Filter the listing below, copying every line in which the word "Finished" appears.
------------------------------------------------------------------------
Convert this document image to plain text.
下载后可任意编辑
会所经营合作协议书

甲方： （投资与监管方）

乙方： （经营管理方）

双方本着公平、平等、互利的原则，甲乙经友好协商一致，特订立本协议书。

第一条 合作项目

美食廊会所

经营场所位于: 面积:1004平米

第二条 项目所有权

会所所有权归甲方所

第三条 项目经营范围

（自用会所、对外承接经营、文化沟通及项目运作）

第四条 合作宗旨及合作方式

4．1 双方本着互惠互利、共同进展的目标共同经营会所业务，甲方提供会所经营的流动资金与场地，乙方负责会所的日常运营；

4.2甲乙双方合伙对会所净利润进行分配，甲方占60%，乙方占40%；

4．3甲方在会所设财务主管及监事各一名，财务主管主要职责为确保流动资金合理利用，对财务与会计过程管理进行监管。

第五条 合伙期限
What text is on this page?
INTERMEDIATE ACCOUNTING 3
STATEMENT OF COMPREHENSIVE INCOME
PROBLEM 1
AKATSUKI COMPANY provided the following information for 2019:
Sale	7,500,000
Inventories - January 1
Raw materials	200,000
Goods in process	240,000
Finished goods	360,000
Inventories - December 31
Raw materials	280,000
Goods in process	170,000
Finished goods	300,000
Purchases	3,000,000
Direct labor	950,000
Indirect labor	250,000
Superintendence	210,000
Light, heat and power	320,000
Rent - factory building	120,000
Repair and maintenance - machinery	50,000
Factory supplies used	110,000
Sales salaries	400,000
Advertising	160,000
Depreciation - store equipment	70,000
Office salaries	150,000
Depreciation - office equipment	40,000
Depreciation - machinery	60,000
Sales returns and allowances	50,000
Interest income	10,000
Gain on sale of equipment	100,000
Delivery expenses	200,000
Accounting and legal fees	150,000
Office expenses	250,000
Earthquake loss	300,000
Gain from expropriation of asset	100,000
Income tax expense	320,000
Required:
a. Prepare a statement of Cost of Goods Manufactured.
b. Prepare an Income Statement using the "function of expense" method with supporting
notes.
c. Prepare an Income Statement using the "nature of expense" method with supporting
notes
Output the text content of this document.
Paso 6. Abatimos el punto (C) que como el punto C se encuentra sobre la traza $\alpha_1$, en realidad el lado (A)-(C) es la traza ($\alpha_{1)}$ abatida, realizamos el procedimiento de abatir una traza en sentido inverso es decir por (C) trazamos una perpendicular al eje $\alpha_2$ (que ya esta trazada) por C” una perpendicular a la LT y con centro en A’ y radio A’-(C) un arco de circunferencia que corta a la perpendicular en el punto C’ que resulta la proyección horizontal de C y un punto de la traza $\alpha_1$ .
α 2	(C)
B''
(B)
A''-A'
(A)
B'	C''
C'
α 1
------------------------------------------------------------------------
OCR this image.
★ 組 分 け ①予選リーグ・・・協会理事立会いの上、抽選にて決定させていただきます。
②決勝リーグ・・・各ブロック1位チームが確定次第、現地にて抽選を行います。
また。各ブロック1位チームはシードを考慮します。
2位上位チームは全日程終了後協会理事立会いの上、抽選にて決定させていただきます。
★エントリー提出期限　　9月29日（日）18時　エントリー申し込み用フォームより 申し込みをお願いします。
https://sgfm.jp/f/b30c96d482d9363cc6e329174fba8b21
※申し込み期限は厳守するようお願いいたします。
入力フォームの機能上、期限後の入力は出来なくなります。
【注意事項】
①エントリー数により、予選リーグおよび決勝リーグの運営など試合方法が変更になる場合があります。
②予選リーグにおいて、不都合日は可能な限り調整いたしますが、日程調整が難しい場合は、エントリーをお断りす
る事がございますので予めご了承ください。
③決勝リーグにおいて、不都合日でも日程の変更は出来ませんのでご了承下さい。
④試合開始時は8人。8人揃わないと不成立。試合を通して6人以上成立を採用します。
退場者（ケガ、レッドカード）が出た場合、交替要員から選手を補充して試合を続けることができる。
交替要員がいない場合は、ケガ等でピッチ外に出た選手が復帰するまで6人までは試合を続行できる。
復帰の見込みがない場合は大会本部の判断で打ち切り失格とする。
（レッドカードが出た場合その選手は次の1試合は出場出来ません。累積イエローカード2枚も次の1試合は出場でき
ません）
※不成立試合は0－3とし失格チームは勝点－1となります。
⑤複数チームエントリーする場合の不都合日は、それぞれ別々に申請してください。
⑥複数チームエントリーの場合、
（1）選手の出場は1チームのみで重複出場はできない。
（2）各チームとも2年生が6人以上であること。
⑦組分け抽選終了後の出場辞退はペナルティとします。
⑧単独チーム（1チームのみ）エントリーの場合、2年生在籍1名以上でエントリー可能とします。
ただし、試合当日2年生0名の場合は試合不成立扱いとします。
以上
------------------------------------------------------------------------
- **SOLUTION FOR THIS TASK**
Finished goods	360,000
Finished goods	300,000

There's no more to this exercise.